Select from the data all lines with the word "Canada".
════════════════
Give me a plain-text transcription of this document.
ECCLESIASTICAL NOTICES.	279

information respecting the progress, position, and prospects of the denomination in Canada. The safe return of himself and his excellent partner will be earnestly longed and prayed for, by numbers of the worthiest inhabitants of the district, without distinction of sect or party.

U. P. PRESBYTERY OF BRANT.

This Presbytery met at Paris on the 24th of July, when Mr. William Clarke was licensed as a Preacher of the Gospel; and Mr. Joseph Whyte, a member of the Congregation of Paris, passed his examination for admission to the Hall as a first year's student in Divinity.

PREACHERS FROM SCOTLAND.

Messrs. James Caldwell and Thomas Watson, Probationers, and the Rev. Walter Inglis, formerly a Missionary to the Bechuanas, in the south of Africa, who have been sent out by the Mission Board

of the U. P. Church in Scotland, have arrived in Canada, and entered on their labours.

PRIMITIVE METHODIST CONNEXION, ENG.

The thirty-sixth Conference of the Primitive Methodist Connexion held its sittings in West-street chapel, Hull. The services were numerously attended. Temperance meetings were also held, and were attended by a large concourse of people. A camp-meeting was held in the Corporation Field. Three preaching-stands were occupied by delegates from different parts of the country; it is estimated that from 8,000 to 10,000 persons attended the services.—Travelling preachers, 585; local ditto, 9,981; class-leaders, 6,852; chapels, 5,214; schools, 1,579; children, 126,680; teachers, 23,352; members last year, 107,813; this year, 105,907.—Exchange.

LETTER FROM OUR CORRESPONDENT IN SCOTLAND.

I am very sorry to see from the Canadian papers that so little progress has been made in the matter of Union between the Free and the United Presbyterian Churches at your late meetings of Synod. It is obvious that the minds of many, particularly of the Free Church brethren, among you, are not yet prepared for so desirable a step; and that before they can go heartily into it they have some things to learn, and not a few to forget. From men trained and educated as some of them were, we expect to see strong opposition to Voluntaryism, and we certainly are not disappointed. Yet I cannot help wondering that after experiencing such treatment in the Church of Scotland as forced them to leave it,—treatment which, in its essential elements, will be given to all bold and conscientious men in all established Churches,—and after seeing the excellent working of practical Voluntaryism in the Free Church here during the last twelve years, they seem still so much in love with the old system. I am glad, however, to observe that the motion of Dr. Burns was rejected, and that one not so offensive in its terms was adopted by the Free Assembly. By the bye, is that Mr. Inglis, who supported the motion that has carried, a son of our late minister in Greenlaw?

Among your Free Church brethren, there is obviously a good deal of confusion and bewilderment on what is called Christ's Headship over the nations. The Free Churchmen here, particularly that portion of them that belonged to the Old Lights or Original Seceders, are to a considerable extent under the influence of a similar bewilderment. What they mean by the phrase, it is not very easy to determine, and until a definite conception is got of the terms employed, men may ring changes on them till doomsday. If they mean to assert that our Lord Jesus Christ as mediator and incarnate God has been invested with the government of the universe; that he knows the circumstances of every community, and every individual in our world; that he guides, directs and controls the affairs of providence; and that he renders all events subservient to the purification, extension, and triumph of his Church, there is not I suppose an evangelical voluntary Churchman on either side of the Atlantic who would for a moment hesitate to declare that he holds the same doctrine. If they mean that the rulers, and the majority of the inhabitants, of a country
════════════════
Reply |
information respecting the progress, position, and prospects of the denomination in Canada. The safe return of himself and his excellent partner will be earnestly longed and prayed for, by numbers of the worthiest inhabitants of the district, without distinction of sect or party.
of the U. P. Church in Scotland, have arrived in Canada, and entered on their labours.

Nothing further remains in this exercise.